* **Raw records**:
┄┄┄┄┄┄┄┄┄┄

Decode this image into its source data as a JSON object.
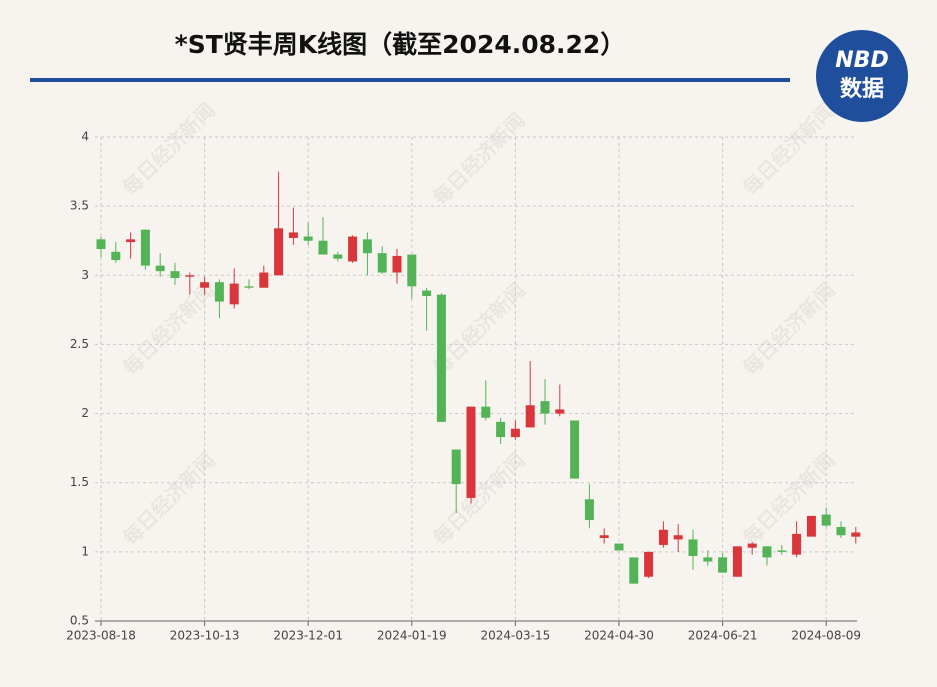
{
  "chart_data": {
    "type": "candlestick",
    "title": "*ST贤丰周K线图（截至2024.08.22）",
    "logo": {
      "top": "NBD",
      "bottom": "数据"
    },
    "watermark": "每日经济新闻",
    "categories": [
      "2023-08-18",
      null,
      null,
      null,
      null,
      null,
      null,
      "2023-10-13",
      null,
      null,
      null,
      null,
      null,
      null,
      "2023-12-01",
      null,
      null,
      null,
      null,
      null,
      null,
      "2024-01-19",
      null,
      null,
      null,
      null,
      null,
      null,
      "2024-03-15",
      null,
      null,
      null,
      null,
      null,
      null,
      "2024-04-30",
      null,
      null,
      null,
      null,
      null,
      null,
      "2024-06-21",
      null,
      null,
      null,
      null,
      null,
      null,
      "2024-08-09",
      null,
      null
    ],
    "open": [
      3.26,
      3.17,
      3.24,
      3.33,
      3.07,
      3.03,
      2.99,
      2.91,
      2.95,
      2.79,
      2.92,
      2.91,
      3.0,
      3.27,
      3.28,
      3.25,
      3.15,
      3.1,
      3.26,
      3.16,
      3.02,
      3.15,
      2.89,
      2.86,
      1.74,
      1.39,
      2.05,
      1.94,
      1.83,
      1.9,
      2.09,
      2.0,
      1.95,
      1.38,
      1.1,
      1.06,
      0.96,
      0.82,
      1.05,
      1.09,
      1.09,
      0.96,
      0.96,
      0.82,
      1.03,
      1.04,
      1.01,
      0.98,
      1.11,
      1.27,
      1.18,
      1.11
    ],
    "high": [
      3.28,
      3.24,
      3.31,
      3.33,
      3.16,
      3.09,
      3.02,
      2.99,
      2.97,
      3.05,
      2.97,
      3.07,
      3.75,
      3.49,
      3.38,
      3.42,
      3.17,
      3.29,
      3.31,
      3.21,
      3.19,
      3.15,
      2.91,
      2.87,
      1.74,
      2.05,
      2.24,
      1.97,
      1.95,
      2.38,
      2.25,
      2.21,
      1.95,
      1.49,
      1.17,
      1.06,
      0.96,
      1.0,
      1.22,
      1.2,
      1.16,
      1.01,
      0.99,
      1.04,
      1.07,
      1.04,
      1.05,
      1.22,
      1.26,
      1.32,
      1.22,
      1.18
    ],
    "low": [
      3.13,
      3.09,
      3.12,
      3.04,
      2.99,
      2.93,
      2.86,
      2.86,
      2.69,
      2.76,
      2.9,
      2.91,
      3.0,
      3.22,
      3.22,
      3.15,
      3.1,
      3.09,
      3.0,
      3.01,
      2.94,
      2.83,
      2.6,
      1.94,
      1.28,
      1.35,
      1.95,
      1.78,
      1.81,
      1.9,
      1.92,
      1.98,
      1.53,
      1.17,
      1.06,
      1.01,
      0.77,
      0.81,
      1.03,
      1.0,
      0.87,
      0.9,
      0.85,
      0.82,
      0.98,
      0.9,
      0.98,
      0.96,
      1.11,
      1.18,
      1.1,
      1.06
    ],
    "close": [
      3.19,
      3.11,
      3.26,
      3.07,
      3.03,
      2.98,
      3.0,
      2.95,
      2.81,
      2.94,
      2.91,
      3.02,
      3.34,
      3.31,
      3.25,
      3.15,
      3.12,
      3.28,
      3.16,
      3.02,
      3.14,
      2.92,
      2.85,
      1.94,
      1.49,
      2.05,
      1.97,
      1.83,
      1.89,
      2.06,
      2.0,
      2.03,
      1.53,
      1.23,
      1.12,
      1.01,
      0.77,
      1.0,
      1.16,
      1.12,
      0.97,
      0.93,
      0.85,
      1.04,
      1.06,
      0.96,
      1.0,
      1.13,
      1.26,
      1.19,
      1.12,
      1.14
    ],
    "up_color": "#d8363b",
    "down_color": "#55b357",
    "ylim": [
      0.5,
      4
    ],
    "yticks": [
      0.5,
      1,
      1.5,
      2,
      2.5,
      3,
      3.5,
      4
    ],
    "grid": true
  }
}
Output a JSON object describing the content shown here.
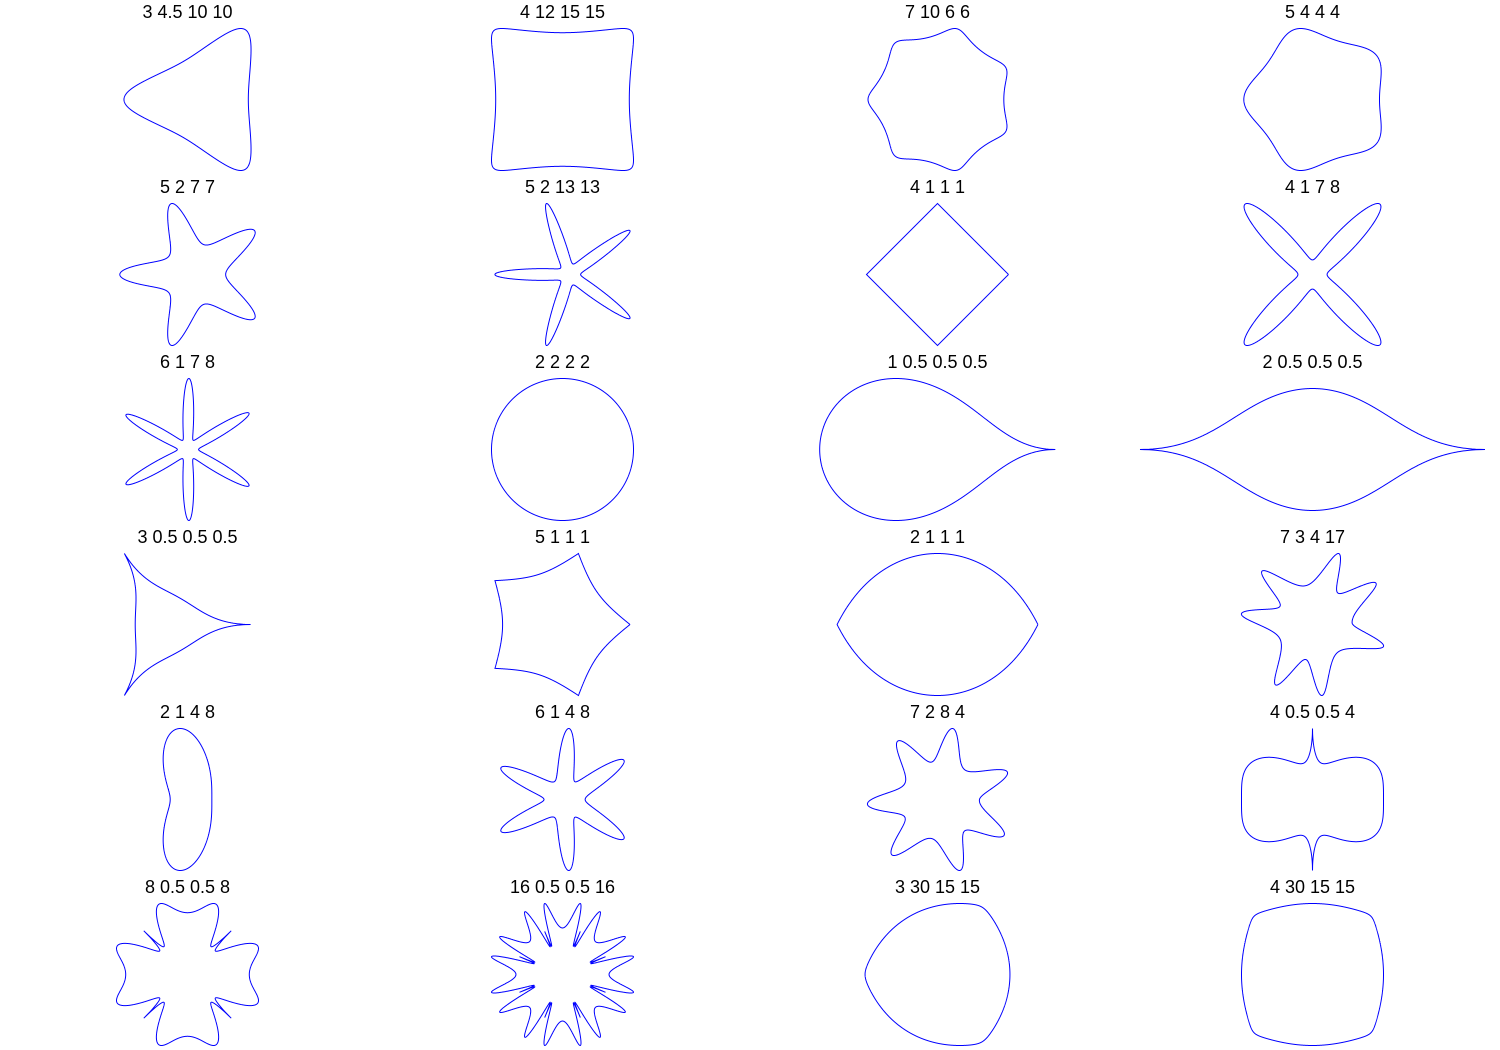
{
  "figure": {
    "columns": 4,
    "rows": 6,
    "curve_color": "#0000ff",
    "panels": [
      {
        "title": "3 4.5 10 10",
        "params": [
          3,
          4.5,
          10,
          10
        ]
      },
      {
        "title": "4 12 15 15",
        "params": [
          4,
          12,
          15,
          15
        ]
      },
      {
        "title": "7 10 6 6",
        "params": [
          7,
          10,
          6,
          6
        ]
      },
      {
        "title": "5 4 4 4",
        "params": [
          5,
          4,
          4,
          4
        ]
      },
      {
        "title": "5 2 7 7",
        "params": [
          5,
          2,
          7,
          7
        ]
      },
      {
        "title": "5 2 13 13",
        "params": [
          5,
          2,
          13,
          13
        ]
      },
      {
        "title": "4 1 1 1",
        "params": [
          4,
          1,
          1,
          1
        ]
      },
      {
        "title": "4 1 7 8",
        "params": [
          4,
          1,
          7,
          8
        ]
      },
      {
        "title": "6 1 7 8",
        "params": [
          6,
          1,
          7,
          8
        ]
      },
      {
        "title": "2 2 2 2",
        "params": [
          2,
          2,
          2,
          2
        ]
      },
      {
        "title": "1 0.5 0.5 0.5",
        "params": [
          1,
          0.5,
          0.5,
          0.5
        ]
      },
      {
        "title": "2 0.5 0.5 0.5",
        "params": [
          2,
          0.5,
          0.5,
          0.5
        ]
      },
      {
        "title": "3 0.5 0.5 0.5",
        "params": [
          3,
          0.5,
          0.5,
          0.5
        ]
      },
      {
        "title": "5 1 1 1",
        "params": [
          5,
          1,
          1,
          1
        ]
      },
      {
        "title": "2 1 1 1",
        "params": [
          2,
          1,
          1,
          1
        ]
      },
      {
        "title": "7 3 4 17",
        "params": [
          7,
          3,
          4,
          17
        ]
      },
      {
        "title": "2 1 4 8",
        "params": [
          2,
          1,
          4,
          8
        ]
      },
      {
        "title": "6 1 4 8",
        "params": [
          6,
          1,
          4,
          8
        ]
      },
      {
        "title": "7 2 8 4",
        "params": [
          7,
          2,
          8,
          4
        ]
      },
      {
        "title": "4 0.5 0.5 4",
        "params": [
          4,
          0.5,
          0.5,
          4
        ]
      },
      {
        "title": "8 0.5 0.5 8",
        "params": [
          8,
          0.5,
          0.5,
          8
        ]
      },
      {
        "title": "16 0.5 0.5 16",
        "params": [
          16,
          0.5,
          0.5,
          16
        ]
      },
      {
        "title": "3 30 15 15",
        "params": [
          3,
          30,
          15,
          15
        ]
      },
      {
        "title": "4 30 15 15",
        "params": [
          4,
          30,
          15,
          15
        ]
      }
    ]
  }
}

┄┄┄┄┄┄┄┄┄┄

* **Written request**:
Look through the data and show every line containing "JSON".

* **Solution to this task**:
Decode this image into its source data as a JSON object.
Output a JSON object describing the content shown here.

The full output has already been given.